═══ 摘录原文 ═══

韩登兰，王腾飞，汪俊卿，韩海红，王瑞明*

（齐鲁工业大学生物工程学院山东省微生物工程重点实验室，山东济南250353）

一株芽孢表面稳定展示海藻糖合酶工程菌的构建

韩登兰，王腾飞，汪俊卿，韩海红，王瑞明*

（齐鲁工业大学生物工程学院山东省微生物工程重点实验室，山东济南250353）

以枯草芽孢杆菌(Bacillus subtilis)168-Tres基因组为模板，PCR扩增得到同源臂基因sleB1和cwlJ1，重叠PCR连接sleB1与卡那霉素抗性(kmr)基因，电转获得B.subtilis168-TresΔsleB菌株；连接cwlJ1与博来霉素抗性(zeor)基因，电转获得B.subtilis168-TresΔsleBΔcwlJ菌株。结果表明，经kmr、zeor抗性筛选及PCR鉴定，成功获得sleB、cwlJ基因双缺失菌株B.subtilis168-TresΔsleBΔcwlJ；发酵结果显示，B.subtilis168-TresΔsleBΔcwlJ与出发菌株的芽孢形成率一致，约为88%；在LB固体培养基和麦芽糖转化生成海藻糖体系中B.subtilis 168-Tres的芽孢萌发数为4.8×108CFU/mL，B.subtilis168-TresΔsleBΔcwlJ芽孢未萌发；在麦芽糖转化生成海藻糖体系中，重组菌海藻糖合酶酶活为10.42 U，比原始菌提高了78.7%。敲除sleB、cwlJ基因后，不影响枯草芽孢杆菌生成芽孢的量，但能有效控制芽孢在上述转化体系中的萌发，使芽孢表面稳定展示海藻糖合酶，提高了芽孢的利用率。

枯草芽孢杆菌；sleB和cwlJ基因；基因敲除；芽孢萌发；海藻糖合酶

枯草芽孢杆菌（Bacillus subtilis）是革兰氏阳性细菌的典型代表，是一类好氧型、内生抗逆孢子的杆状细菌[1]；其细胞壁组成简单，在合成过程中没有内毒素生成，已经被欧盟、日本、美国和中国认定为安全无毒的菌株[2]，可广泛应用于食品[3-4]、饲料[5]等行业。芽孢（内生孢子或称孢子）是芽孢杆菌营养细胞受到营养缺乏，代谢产物积累，或温度变化等外部环境因子的触发而形成的休眠体[6]，芽孢的形成需要经过一系列复杂的生理生化反应[7-8]。

═══ 提供数据 ═══

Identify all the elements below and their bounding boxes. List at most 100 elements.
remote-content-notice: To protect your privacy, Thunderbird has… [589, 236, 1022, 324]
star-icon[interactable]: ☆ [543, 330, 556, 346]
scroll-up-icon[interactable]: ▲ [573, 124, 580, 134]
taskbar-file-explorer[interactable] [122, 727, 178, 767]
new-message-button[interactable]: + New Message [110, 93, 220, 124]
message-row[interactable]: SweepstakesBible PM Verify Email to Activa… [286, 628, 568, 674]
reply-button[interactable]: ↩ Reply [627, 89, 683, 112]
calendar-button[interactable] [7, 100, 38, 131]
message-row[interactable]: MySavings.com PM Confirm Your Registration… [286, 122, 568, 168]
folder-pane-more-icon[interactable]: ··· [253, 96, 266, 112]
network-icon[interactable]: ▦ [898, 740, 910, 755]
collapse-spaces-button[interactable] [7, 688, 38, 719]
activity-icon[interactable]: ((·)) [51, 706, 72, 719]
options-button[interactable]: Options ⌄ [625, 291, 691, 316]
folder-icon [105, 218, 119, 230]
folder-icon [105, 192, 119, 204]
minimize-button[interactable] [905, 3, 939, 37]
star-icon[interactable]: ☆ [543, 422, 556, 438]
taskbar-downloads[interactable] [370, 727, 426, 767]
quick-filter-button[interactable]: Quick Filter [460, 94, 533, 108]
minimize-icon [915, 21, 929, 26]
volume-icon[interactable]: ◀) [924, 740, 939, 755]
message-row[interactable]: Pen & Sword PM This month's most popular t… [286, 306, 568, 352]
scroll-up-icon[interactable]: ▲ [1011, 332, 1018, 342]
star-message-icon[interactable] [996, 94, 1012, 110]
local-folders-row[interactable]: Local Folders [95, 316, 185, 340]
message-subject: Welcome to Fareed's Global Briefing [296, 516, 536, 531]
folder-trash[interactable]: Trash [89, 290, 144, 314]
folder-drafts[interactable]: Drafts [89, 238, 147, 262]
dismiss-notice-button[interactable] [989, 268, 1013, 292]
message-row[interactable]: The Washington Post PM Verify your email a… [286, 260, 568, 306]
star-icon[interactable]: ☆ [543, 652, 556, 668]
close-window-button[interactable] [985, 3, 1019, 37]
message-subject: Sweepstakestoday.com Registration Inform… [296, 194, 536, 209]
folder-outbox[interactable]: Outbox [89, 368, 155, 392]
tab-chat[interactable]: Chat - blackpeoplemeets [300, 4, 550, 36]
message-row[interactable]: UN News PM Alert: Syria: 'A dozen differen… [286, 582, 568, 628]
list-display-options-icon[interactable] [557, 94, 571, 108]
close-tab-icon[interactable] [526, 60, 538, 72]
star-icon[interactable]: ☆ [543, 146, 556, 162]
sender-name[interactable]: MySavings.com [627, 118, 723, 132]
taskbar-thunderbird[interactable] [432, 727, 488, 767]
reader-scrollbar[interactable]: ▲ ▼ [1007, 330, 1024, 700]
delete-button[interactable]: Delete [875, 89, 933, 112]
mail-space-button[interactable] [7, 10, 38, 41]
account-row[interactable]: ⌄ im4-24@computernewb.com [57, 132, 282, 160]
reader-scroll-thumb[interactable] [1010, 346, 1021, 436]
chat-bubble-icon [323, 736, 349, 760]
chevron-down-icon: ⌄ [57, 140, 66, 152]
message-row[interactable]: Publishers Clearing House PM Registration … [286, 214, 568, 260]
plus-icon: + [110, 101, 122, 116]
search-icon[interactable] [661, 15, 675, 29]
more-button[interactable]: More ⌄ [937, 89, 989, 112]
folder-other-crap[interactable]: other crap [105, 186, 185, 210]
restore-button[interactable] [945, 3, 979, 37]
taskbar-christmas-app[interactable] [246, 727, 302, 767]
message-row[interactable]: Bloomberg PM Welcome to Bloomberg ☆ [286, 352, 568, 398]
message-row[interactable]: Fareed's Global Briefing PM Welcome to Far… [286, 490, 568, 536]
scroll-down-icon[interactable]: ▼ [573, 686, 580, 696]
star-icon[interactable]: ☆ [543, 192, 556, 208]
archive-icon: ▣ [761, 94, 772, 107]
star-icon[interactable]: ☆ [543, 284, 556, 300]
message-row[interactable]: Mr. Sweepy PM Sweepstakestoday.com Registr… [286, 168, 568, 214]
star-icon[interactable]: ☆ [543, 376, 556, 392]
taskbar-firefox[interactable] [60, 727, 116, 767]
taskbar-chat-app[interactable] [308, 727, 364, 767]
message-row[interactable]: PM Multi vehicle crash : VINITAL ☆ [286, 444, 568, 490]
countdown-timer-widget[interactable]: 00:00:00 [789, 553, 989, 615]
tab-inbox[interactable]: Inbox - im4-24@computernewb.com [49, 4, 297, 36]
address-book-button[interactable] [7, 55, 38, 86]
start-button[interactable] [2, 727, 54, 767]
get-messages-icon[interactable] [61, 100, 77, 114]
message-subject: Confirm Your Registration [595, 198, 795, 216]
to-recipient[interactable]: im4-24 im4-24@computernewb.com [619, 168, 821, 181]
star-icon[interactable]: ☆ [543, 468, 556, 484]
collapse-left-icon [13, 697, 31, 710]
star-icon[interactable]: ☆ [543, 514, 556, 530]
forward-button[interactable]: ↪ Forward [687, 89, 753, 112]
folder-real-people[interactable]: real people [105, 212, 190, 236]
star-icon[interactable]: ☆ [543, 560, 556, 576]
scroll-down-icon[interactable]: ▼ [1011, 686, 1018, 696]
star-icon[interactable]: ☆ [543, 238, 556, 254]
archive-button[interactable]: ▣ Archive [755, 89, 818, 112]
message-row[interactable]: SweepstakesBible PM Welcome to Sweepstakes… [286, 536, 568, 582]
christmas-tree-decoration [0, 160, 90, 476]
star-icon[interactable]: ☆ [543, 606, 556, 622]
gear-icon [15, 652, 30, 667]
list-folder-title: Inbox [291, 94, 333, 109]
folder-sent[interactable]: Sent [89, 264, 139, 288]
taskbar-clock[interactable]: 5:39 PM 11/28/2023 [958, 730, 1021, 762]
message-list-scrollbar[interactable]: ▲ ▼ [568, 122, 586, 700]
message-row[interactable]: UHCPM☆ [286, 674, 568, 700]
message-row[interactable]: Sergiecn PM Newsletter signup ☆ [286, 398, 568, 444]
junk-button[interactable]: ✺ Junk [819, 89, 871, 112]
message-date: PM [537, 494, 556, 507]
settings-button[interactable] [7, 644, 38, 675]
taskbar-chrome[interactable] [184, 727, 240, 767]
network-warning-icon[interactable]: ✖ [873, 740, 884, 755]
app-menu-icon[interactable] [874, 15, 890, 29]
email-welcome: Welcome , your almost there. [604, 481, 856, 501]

═══

# 你的任务
1. 将摘录原文里从"枯草芽孢杆菌；sleB和cwlJ基因；基因敲除；芽孢萌发；海藻糖合酶"起一直到"杂的生理生化反应[7-8]。"为止的全部文字原样重写一遍。
2. 摘录原文提到哪些国家或地区已认定枯草芽孢杆菌为安全无毒的菌株？请全部列出。
3. 按摘录原文，在麦芽糖转化生成海藻糖体系中，重组菌的海藻糖合酶酶活是多少？
这些记录是单独的材料，与摘录原文相互独立。

# 书面答案
1.
枯草芽孢杆菌；sleB和cwlJ基因；基因敲除；芽孢萌发；海藻糖合酶

枯草芽孢杆菌（Bacillus subtilis）是革兰氏阳性细菌的典型代表，是一类好氧型、内生抗逆孢子的杆状细菌[1]；其细胞壁组成简单，在合成过程中没有内毒素生成，已经被欧盟、日本、美国和中国认定为安全无毒的菌株[2]，可广泛应用于食品[3-4]、饲料[5]等行业。芽孢（内生孢子或称孢子）是芽孢杆菌营养细胞受到营养缺乏，代谢产物积累，或温度变化等外部环境因子的触发而形成的休眠体[6]，芽孢的形成需要经过一系列复杂的生理生化反应[7-8]。

2. 欧盟、日本、美国、中国

3. 10.42 U